_Requirement_
In the listing below, find every line containing "from" and copy it out.

[Stored items]
________________________

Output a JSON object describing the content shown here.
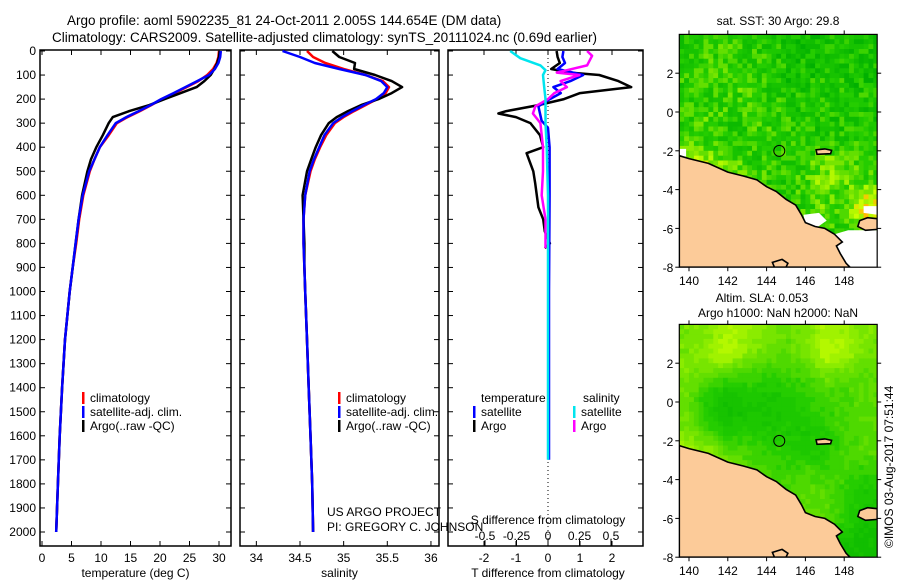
{
  "header": {
    "title_line1": "Argo profile: aoml 5902235_81 24-Oct-2011 2.005S 144.654E (DM data)",
    "title_line2": "Climatology: CARS2009. Satellite-adjusted climatology: synTS_20111024.nc (0.69d earlier)"
  },
  "credits": {
    "project": "US ARGO PROJECT",
    "pi": "PI: GREGORY C. JOHNSON",
    "timestamp": "©IMOS 03-Aug-2017 07:51:44"
  },
  "chart_data": [
    {
      "type": "line",
      "title": "",
      "xlabel": "temperature (deg C)",
      "ylabel": "",
      "xlim": [
        -0.3,
        32
      ],
      "ylim": [
        2058,
        -4
      ],
      "xticks": [
        0,
        5,
        10,
        15,
        20,
        25,
        30
      ],
      "yticks": [
        0,
        100,
        200,
        300,
        400,
        500,
        600,
        700,
        800,
        900,
        1000,
        1100,
        1200,
        1300,
        1400,
        1500,
        1600,
        1700,
        1800,
        1900,
        2000
      ],
      "depth": [
        0,
        25,
        50,
        75,
        100,
        125,
        150,
        175,
        200,
        225,
        250,
        275,
        300,
        350,
        400,
        450,
        500,
        600,
        700,
        800,
        900,
        1000,
        1200,
        1400,
        1600,
        1800,
        2000
      ],
      "series": [
        {
          "name": "climatology",
          "color": "#ff0000",
          "values": [
            30,
            29.9,
            29.6,
            29,
            28,
            26.5,
            24.5,
            22.5,
            20.3,
            18.5,
            16.6,
            14.5,
            12.7,
            11.3,
            9.8,
            8.9,
            8.1,
            7.0,
            6.3,
            5.8,
            5.2,
            4.7,
            3.9,
            3.4,
            3.0,
            2.7,
            2.4
          ]
        },
        {
          "name": "Argo(..raw -QC)",
          "color": "#000000",
          "values": [
            30.1,
            30.0,
            29.7,
            29.2,
            28.6,
            27.5,
            26.2,
            23.5,
            20.8,
            18.2,
            14.8,
            12.0,
            11.3,
            10.3,
            9.2,
            8.3,
            7.7,
            6.8,
            6.2,
            5.7,
            5.2,
            4.7,
            3.9,
            3.4,
            3.0,
            2.7,
            2.4
          ]
        },
        {
          "name": "satellite-adj. clim.",
          "color": "#0000ff",
          "values": [
            30.3,
            30.2,
            29.9,
            29.3,
            28.3,
            26.3,
            24.3,
            22.3,
            20.2,
            18.4,
            16.4,
            14.3,
            12.5,
            11.1,
            9.8,
            8.9,
            8.0,
            6.9,
            6.2,
            5.7,
            5.2,
            4.7,
            3.9,
            3.4,
            3.0,
            2.7,
            2.4
          ]
        }
      ],
      "legend": [
        "climatology",
        "satellite-adj. clim.",
        "Argo(..raw -QC)"
      ],
      "legend_position": "lower-middle"
    },
    {
      "type": "line",
      "title": "",
      "xlabel": "salinity",
      "ylabel": "",
      "xlim": [
        33.81,
        36.09
      ],
      "ylim": [
        2058,
        -4
      ],
      "xticks": [
        34,
        34.5,
        35,
        35.5,
        36
      ],
      "depth": [
        0,
        25,
        50,
        75,
        100,
        125,
        150,
        175,
        200,
        225,
        250,
        275,
        300,
        350,
        400,
        450,
        500,
        600,
        700,
        800,
        900,
        1000,
        1200,
        1400,
        1600,
        1800,
        2000
      ],
      "series": [
        {
          "name": "climatology",
          "color": "#ff0000",
          "values": [
            34.58,
            34.65,
            34.79,
            35.0,
            35.25,
            35.45,
            35.52,
            35.48,
            35.38,
            35.25,
            35.12,
            35.0,
            34.9,
            34.8,
            34.73,
            34.67,
            34.62,
            34.56,
            34.54,
            34.54,
            34.55,
            34.56,
            34.58,
            34.6,
            34.62,
            34.64,
            34.65
          ]
        },
        {
          "name": "Argo(..raw -QC)",
          "color": "#000000",
          "values": [
            34.87,
            34.95,
            35.13,
            35.12,
            35.36,
            35.55,
            35.67,
            35.55,
            35.4,
            35.2,
            35.05,
            34.92,
            34.83,
            34.74,
            34.68,
            34.63,
            34.58,
            34.53,
            34.54,
            34.55,
            34.55,
            34.56,
            34.58,
            34.6,
            34.62,
            34.64,
            34.65
          ]
        },
        {
          "name": "satellite-adj. clim.",
          "color": "#0000ff",
          "values": [
            34.3,
            34.5,
            34.67,
            34.95,
            35.25,
            35.43,
            35.5,
            35.46,
            35.37,
            35.23,
            35.1,
            34.98,
            34.88,
            34.78,
            34.72,
            34.66,
            34.61,
            34.56,
            34.54,
            34.54,
            34.55,
            34.56,
            34.58,
            34.6,
            34.62,
            34.64,
            34.65
          ]
        }
      ],
      "legend": [
        "climatology",
        "satellite-adj. clim.",
        "Argo(..raw -QC)"
      ],
      "legend_position": "lower-middle"
    },
    {
      "type": "line",
      "title": "",
      "xlabel": "T difference from climatology",
      "xlabel2": "S difference from climatology",
      "xlim": [
        -3.125,
        2.97
      ],
      "xlim_s": [
        -0.49,
        0.75
      ],
      "ylim": [
        2058,
        -4
      ],
      "xticks": [
        -2,
        -1,
        0,
        1,
        2
      ],
      "xticks_s": [
        "-0.5",
        "-0.25",
        "0",
        "0.25",
        "0.5"
      ],
      "legend_headers": [
        "temperature",
        "salinity"
      ],
      "series": [
        {
          "name": "Argo",
          "group": "temperature",
          "color": "#000000",
          "depth": [
            0,
            25,
            50,
            75,
            90,
            100,
            125,
            150,
            175,
            200,
            225,
            250,
            260,
            275,
            300,
            350,
            400,
            425,
            450,
            500,
            550,
            600,
            650,
            700,
            750,
            800,
            820
          ],
          "values": [
            0.27,
            0.3,
            0.37,
            0.1,
            0.7,
            1.6,
            2.2,
            2.6,
            1.0,
            0.5,
            -0.3,
            -1.3,
            -1.55,
            -1.0,
            -0.55,
            -0.25,
            -0.15,
            -0.67,
            -0.6,
            -0.46,
            -0.4,
            -0.35,
            -0.3,
            -0.15,
            -0.1,
            0.06,
            -0.1
          ]
        },
        {
          "name": "satellite",
          "group": "temperature",
          "color": "#0000ff",
          "depth": [
            0,
            25,
            50,
            75,
            100,
            125,
            150,
            175,
            200,
            230,
            260,
            290,
            320,
            400,
            600,
            800,
            1000,
            1200,
            1400,
            1600,
            1700
          ],
          "values": [
            0.48,
            0.45,
            0.53,
            0.3,
            1.1,
            0.7,
            0.17,
            0.4,
            0.06,
            -0.3,
            -0.25,
            -0.2,
            0.0,
            0.05,
            0.05,
            0.04,
            0.03,
            0.03,
            0.03,
            0.03,
            0.03
          ]
        },
        {
          "name": "Argo",
          "group": "salinity",
          "color": "#ff00ff",
          "depth": [
            0,
            20,
            40,
            60,
            80,
            90,
            100,
            125,
            150,
            175,
            200,
            230,
            260,
            300,
            400,
            500,
            600,
            700,
            800,
            820
          ],
          "values": [
            0.31,
            0.35,
            0.33,
            0.31,
            0.15,
            0.07,
            0.25,
            0.1,
            0.15,
            0.05,
            0.0,
            -0.1,
            -0.12,
            -0.06,
            -0.04,
            -0.04,
            -0.05,
            -0.02,
            -0.02,
            -0.02
          ]
        },
        {
          "name": "satellite",
          "group": "salinity",
          "color": "#00e5ee",
          "depth": [
            0,
            30,
            60,
            80,
            100,
            150,
            200,
            300,
            400,
            600,
            800,
            1000,
            1200,
            1400,
            1600,
            1700
          ],
          "values": [
            -0.3,
            -0.22,
            -0.06,
            -0.02,
            -0.04,
            -0.03,
            -0.02,
            -0.02,
            -0.01,
            0,
            0,
            0,
            0,
            0,
            0,
            0
          ]
        }
      ]
    },
    {
      "type": "heatmap",
      "title": "sat. SST: 30 Argo: 29.8",
      "xticks": [
        140,
        142,
        144,
        146,
        148
      ],
      "yticks": [
        2,
        0,
        -2,
        -4,
        -6,
        -8
      ],
      "xlim": [
        139.5,
        149.7
      ],
      "ylim": [
        -8,
        4
      ],
      "marker": {
        "lon": 144.654,
        "lat": -2.005
      },
      "grid_note_rows_lat_4_to_-8_cols_lon_139.5_to_149.5": true,
      "grid": [
        [
          0.3,
          0.35,
          0.35,
          0.35,
          0.3,
          0.25,
          0.2,
          0.2,
          0.2,
          0.25
        ],
        [
          0.35,
          0.45,
          0.4,
          0.35,
          0.35,
          0.25,
          0.2,
          0.2,
          0.2,
          0.2
        ],
        [
          0.35,
          0.35,
          0.45,
          0.4,
          0.35,
          0.25,
          0.25,
          0.3,
          0.25,
          0.2
        ],
        [
          0.35,
          0.35,
          0.35,
          0.45,
          0.35,
          0.3,
          0.25,
          0.25,
          0.25,
          0.3
        ],
        [
          0.35,
          0.45,
          0.35,
          0.35,
          0.45,
          0.35,
          0.25,
          0.25,
          0.3,
          0.25
        ],
        [
          0.45,
          0.35,
          0.35,
          0.3,
          0.35,
          0.35,
          0.3,
          0.25,
          0.3,
          0.35
        ],
        [
          0.7,
          0.7,
          0.5,
          0.35,
          0.35,
          0.3,
          0.35,
          0.6,
          0.5,
          0.4
        ],
        [
          0.6,
          0.75,
          0.7,
          0.5,
          0.35,
          0.35,
          0.45,
          0.7,
          0.55,
          0.4
        ],
        [
          0.55,
          0.6,
          0.6,
          0.5,
          0.35,
          0.3,
          0.35,
          0.5,
          0.4,
          0.9
        ],
        [
          0.55,
          0.55,
          0.55,
          0.5,
          0.5,
          0.45,
          0.45,
          0.5,
          0.4,
          0.95
        ],
        [
          0.4,
          0.4,
          0.4,
          0.4,
          0.4,
          0.4,
          0.35,
          0.35,
          0.35,
          0.35
        ],
        [
          0.4,
          0.4,
          0.4,
          0.4,
          0.4,
          0.4,
          0.35,
          0.35,
          0.35,
          0.35
        ]
      ],
      "missing": [
        [
          [
            147.5,
            -6.3
          ],
          [
            148.2,
            -6.1
          ],
          [
            149.7,
            -6.1
          ],
          [
            149.7,
            -8
          ],
          [
            148.3,
            -8
          ],
          [
            148.1,
            -7.8
          ],
          [
            147.8,
            -7.3
          ],
          [
            147.6,
            -6.9
          ],
          [
            147.9,
            -6.7
          ]
        ],
        [
          [
            145.9,
            -5.3
          ],
          [
            146.7,
            -5.2
          ],
          [
            147.1,
            -5.6
          ],
          [
            146.6,
            -5.95
          ],
          [
            146.0,
            -5.8
          ]
        ],
        [
          [
            149.0,
            -4.85
          ],
          [
            149.7,
            -4.85
          ],
          [
            149.7,
            -5.3
          ],
          [
            149.0,
            -5.2
          ]
        ],
        [
          [
            139.5,
            -1.9
          ],
          [
            139.85,
            -1.9
          ],
          [
            139.85,
            -2.3
          ],
          [
            139.5,
            -2.3
          ]
        ],
        [
          [
            144.0,
            -7.7
          ],
          [
            145.0,
            -7.6
          ],
          [
            145.3,
            -8
          ],
          [
            144.0,
            -8
          ]
        ]
      ],
      "noise": 0.22
    },
    {
      "type": "heatmap",
      "title": "Altim. SLA: 0.053",
      "subtitle": "Argo h1000: NaN h2000: NaN",
      "xticks": [
        140,
        142,
        144,
        146,
        148
      ],
      "yticks": [
        2,
        0,
        -2,
        -4,
        -6,
        -8
      ],
      "xlim": [
        139.5,
        149.7
      ],
      "ylim": [
        -8,
        4
      ],
      "marker": {
        "lon": 144.654,
        "lat": -2.005
      },
      "grid": [
        [
          0.6,
          0.65,
          0.75,
          0.7,
          0.6,
          0.55,
          0.6,
          0.75,
          0.7,
          0.6
        ],
        [
          0.6,
          0.7,
          0.8,
          0.65,
          0.55,
          0.5,
          0.6,
          0.8,
          0.75,
          0.6
        ],
        [
          0.6,
          0.55,
          0.5,
          0.45,
          0.4,
          0.45,
          0.45,
          0.6,
          0.55,
          0.5
        ],
        [
          0.55,
          0.35,
          0.25,
          0.3,
          0.3,
          0.3,
          0.4,
          0.45,
          0.45,
          0.5
        ],
        [
          0.55,
          0.3,
          0.2,
          0.25,
          0.25,
          0.3,
          0.35,
          0.4,
          0.45,
          0.5
        ],
        [
          0.6,
          0.45,
          0.3,
          0.35,
          0.3,
          0.3,
          0.3,
          0.35,
          0.45,
          0.5
        ],
        [
          0.7,
          0.65,
          0.5,
          0.45,
          0.4,
          0.35,
          0.3,
          0.3,
          0.45,
          0.5
        ],
        [
          0.75,
          0.75,
          0.65,
          0.5,
          0.45,
          0.4,
          0.45,
          0.4,
          0.45,
          0.4
        ],
        [
          0.8,
          0.8,
          0.7,
          0.55,
          0.5,
          0.45,
          0.5,
          0.5,
          0.4,
          0.3
        ],
        [
          0.8,
          0.8,
          0.7,
          0.6,
          0.55,
          0.5,
          0.55,
          0.5,
          0.4,
          0.25
        ],
        [
          0.7,
          0.7,
          0.6,
          0.55,
          0.5,
          0.5,
          0.5,
          0.45,
          0.35,
          0.2
        ],
        [
          0.6,
          0.6,
          0.5,
          0.45,
          0.4,
          0.4,
          0.35,
          0.2,
          0.2,
          0.2
        ]
      ],
      "missing": [],
      "noise": 0.04
    }
  ],
  "map_common": {
    "colormap": [
      [
        0,
        "#00b000"
      ],
      [
        0.35,
        "#22cc00"
      ],
      [
        0.55,
        "#66e000"
      ],
      [
        0.7,
        "#99f000"
      ],
      [
        0.85,
        "#ccff00"
      ],
      [
        1,
        "#ffbb00"
      ]
    ],
    "land_color": "#fccb99",
    "land": [
      [
        [
          139.5,
          -2.25
        ],
        [
          140,
          -2.4
        ],
        [
          141,
          -2.65
        ],
        [
          142,
          -3.1
        ],
        [
          142.8,
          -3.3
        ],
        [
          143.5,
          -3.5
        ],
        [
          144,
          -3.85
        ],
        [
          144.5,
          -4.1
        ],
        [
          145,
          -4.5
        ],
        [
          145.5,
          -4.8
        ],
        [
          145.8,
          -5.3
        ],
        [
          146,
          -5.7
        ],
        [
          146.5,
          -5.9
        ],
        [
          147,
          -6.0
        ],
        [
          147.5,
          -6.3
        ],
        [
          147.9,
          -6.7
        ],
        [
          147.6,
          -6.9
        ],
        [
          147.8,
          -7.3
        ],
        [
          148.1,
          -7.8
        ],
        [
          148.3,
          -8
        ],
        [
          139.5,
          -8
        ]
      ],
      [
        [
          148.8,
          -5.6
        ],
        [
          149.2,
          -5.45
        ],
        [
          149.7,
          -5.5
        ],
        [
          149.7,
          -6.05
        ],
        [
          149.1,
          -6.1
        ],
        [
          148.7,
          -5.9
        ]
      ],
      [
        [
          146.55,
          -1.95
        ],
        [
          147.0,
          -1.9
        ],
        [
          147.35,
          -1.98
        ],
        [
          147.3,
          -2.15
        ],
        [
          146.6,
          -2.18
        ]
      ],
      [
        [
          144.3,
          -7.75
        ],
        [
          144.8,
          -7.6
        ],
        [
          145.1,
          -7.8
        ],
        [
          145.0,
          -8
        ],
        [
          144.4,
          -8
        ]
      ]
    ]
  }
}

________________________

_Output below_
      "xlabel": "T difference from climatology",
      "xlabel2": "S difference from climatology",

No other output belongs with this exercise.